**Task instructions**.
Only the lines holding the string "Bruder" are needed. Copy each one.

Dataset items:
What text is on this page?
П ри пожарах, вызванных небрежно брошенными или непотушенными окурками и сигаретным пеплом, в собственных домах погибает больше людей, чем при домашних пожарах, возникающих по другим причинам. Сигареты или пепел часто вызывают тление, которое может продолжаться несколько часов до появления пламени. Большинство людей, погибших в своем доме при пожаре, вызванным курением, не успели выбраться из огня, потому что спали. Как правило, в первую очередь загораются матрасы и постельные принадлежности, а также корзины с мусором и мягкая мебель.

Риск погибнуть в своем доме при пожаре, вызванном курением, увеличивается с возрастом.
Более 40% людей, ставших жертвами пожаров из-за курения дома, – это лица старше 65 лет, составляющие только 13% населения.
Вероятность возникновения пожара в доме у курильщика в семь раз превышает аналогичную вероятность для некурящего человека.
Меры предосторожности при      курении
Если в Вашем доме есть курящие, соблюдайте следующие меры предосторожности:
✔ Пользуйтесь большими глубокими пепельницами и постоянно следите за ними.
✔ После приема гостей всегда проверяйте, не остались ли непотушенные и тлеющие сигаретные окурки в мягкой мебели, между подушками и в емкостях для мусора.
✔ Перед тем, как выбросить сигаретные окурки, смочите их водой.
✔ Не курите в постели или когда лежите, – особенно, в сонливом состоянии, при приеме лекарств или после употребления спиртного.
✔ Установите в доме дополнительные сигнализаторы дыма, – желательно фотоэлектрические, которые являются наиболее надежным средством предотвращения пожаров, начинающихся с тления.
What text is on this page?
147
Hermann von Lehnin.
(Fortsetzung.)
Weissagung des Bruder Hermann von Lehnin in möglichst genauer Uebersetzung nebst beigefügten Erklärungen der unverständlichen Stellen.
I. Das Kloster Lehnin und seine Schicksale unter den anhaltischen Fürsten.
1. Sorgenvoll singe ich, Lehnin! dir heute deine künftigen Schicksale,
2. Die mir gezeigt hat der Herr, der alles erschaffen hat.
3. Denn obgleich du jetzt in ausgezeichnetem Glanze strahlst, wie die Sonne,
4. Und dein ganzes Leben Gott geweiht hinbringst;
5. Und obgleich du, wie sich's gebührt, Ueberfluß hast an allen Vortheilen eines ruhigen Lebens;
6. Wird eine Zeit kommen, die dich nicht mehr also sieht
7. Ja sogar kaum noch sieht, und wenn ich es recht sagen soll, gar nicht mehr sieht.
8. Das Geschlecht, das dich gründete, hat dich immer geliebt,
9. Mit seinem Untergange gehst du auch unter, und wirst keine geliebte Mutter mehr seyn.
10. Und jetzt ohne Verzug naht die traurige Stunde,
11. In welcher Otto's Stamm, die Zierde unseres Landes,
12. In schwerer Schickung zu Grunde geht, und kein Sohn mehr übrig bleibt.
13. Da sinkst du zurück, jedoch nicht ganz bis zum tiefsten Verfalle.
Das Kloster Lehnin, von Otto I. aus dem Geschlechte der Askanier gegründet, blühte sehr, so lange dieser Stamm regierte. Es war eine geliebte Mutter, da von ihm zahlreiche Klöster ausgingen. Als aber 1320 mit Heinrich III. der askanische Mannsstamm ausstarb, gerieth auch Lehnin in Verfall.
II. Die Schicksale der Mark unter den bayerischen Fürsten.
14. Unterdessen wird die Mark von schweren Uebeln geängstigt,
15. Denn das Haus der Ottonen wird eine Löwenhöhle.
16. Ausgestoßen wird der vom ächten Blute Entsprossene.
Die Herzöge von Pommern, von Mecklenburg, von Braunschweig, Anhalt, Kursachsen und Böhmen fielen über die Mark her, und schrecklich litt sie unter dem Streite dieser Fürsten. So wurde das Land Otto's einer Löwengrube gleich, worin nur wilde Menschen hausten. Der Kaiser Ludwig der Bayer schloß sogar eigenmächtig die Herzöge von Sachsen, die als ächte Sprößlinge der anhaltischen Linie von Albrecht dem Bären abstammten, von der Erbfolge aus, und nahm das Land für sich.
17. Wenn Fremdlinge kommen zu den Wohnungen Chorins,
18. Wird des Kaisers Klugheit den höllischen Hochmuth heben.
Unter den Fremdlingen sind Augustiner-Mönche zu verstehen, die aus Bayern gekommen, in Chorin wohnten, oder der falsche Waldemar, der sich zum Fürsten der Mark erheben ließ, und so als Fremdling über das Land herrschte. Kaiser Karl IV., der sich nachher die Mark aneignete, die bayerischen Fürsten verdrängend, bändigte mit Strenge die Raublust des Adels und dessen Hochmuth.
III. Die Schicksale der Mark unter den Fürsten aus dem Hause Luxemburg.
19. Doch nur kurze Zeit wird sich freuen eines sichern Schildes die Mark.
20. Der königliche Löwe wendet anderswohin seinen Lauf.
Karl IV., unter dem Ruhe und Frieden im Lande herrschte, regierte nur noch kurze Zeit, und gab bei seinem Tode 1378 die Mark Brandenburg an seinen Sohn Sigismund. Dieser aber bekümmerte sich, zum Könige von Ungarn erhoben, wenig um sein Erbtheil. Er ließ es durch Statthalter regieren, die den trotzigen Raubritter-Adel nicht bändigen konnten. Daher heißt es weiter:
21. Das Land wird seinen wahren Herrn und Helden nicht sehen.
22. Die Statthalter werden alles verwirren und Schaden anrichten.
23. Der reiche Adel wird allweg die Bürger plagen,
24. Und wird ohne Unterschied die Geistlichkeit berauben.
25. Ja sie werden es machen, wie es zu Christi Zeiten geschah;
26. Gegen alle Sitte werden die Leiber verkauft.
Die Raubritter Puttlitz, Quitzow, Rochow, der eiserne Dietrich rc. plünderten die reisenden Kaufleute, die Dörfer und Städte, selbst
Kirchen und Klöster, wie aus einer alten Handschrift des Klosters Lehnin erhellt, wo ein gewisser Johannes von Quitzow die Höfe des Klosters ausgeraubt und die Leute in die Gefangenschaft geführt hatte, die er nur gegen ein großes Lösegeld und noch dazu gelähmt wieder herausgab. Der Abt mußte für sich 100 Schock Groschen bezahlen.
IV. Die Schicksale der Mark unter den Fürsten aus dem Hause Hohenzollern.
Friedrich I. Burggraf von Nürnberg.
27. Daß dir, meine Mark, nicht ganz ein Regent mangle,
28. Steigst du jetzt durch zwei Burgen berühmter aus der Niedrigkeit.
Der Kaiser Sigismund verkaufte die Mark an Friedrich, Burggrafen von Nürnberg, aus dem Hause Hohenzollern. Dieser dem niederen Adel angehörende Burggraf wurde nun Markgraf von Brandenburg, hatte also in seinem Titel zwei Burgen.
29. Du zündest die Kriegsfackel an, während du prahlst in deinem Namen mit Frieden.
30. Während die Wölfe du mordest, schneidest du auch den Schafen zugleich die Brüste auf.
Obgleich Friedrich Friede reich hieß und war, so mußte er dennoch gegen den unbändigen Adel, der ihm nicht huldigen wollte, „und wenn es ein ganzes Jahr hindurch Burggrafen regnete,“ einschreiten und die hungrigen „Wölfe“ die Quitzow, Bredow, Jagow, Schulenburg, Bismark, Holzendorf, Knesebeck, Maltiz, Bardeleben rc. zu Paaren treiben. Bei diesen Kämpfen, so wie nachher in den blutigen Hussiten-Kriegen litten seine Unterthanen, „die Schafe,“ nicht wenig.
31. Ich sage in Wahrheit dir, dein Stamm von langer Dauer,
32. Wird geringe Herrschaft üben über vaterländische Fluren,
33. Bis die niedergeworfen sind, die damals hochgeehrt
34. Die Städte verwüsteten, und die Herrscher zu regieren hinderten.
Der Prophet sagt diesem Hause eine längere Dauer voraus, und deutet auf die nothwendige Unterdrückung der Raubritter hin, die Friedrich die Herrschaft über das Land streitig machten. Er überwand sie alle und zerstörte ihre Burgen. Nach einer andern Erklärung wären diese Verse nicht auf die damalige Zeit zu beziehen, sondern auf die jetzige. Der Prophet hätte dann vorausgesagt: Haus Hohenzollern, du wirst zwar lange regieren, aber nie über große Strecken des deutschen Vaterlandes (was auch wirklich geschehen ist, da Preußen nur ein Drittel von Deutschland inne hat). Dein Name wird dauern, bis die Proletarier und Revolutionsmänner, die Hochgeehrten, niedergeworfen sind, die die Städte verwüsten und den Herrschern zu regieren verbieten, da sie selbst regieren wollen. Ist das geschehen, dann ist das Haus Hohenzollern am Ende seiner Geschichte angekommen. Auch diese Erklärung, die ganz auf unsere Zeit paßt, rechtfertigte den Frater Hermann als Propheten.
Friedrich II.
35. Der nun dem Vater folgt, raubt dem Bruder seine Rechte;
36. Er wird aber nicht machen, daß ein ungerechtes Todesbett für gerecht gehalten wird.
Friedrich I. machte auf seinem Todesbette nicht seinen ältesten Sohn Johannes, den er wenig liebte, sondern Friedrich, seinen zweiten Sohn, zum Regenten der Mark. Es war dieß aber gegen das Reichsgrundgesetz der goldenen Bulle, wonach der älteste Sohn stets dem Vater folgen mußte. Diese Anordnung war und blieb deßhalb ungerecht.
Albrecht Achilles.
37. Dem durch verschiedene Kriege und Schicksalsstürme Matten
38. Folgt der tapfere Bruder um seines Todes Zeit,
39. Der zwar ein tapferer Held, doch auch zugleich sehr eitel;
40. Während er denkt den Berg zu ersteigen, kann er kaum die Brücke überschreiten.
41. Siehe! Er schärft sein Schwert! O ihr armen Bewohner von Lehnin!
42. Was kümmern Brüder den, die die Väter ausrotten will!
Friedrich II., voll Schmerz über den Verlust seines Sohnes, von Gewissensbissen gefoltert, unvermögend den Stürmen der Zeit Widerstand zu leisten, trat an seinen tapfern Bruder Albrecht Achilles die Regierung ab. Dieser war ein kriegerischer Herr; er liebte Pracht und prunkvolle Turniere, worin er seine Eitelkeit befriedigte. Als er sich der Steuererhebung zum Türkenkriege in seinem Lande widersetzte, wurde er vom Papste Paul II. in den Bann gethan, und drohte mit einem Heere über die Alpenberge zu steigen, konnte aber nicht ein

**Correct response**.
Weissagung des Bruder Hermann von Lehnin in möglichst genauer Uebersetzung nebst beigefügten Erklärungen der unverständlichen Stellen.
35. Der nun dem Vater folgt, raubt dem Bruder seine Rechte;
38. Folgt der tapfere Bruder um seines Todes Zeit,
Friedrich II., voll Schmerz über den Verlust seines Sohnes, von Gewissensbissen gefoltert, unvermögend den Stürmen der Zeit Widerstand zu leisten, trat an seinen tapfern Bruder Albrecht Achilles die Regierung ab. Dieser war ein kriegerischer Herr; er liebte Pracht und prunkvolle Turniere, worin er seine Eitelkeit befriedigte. Als er sich der Steuererhebung zum Türkenkriege in seinem Lande widersetzte, wurde er vom Papste Paul II. in den Bann gethan, und drohte mit einem Heere über die Alpenberge zu steigen, konnte aber nicht ein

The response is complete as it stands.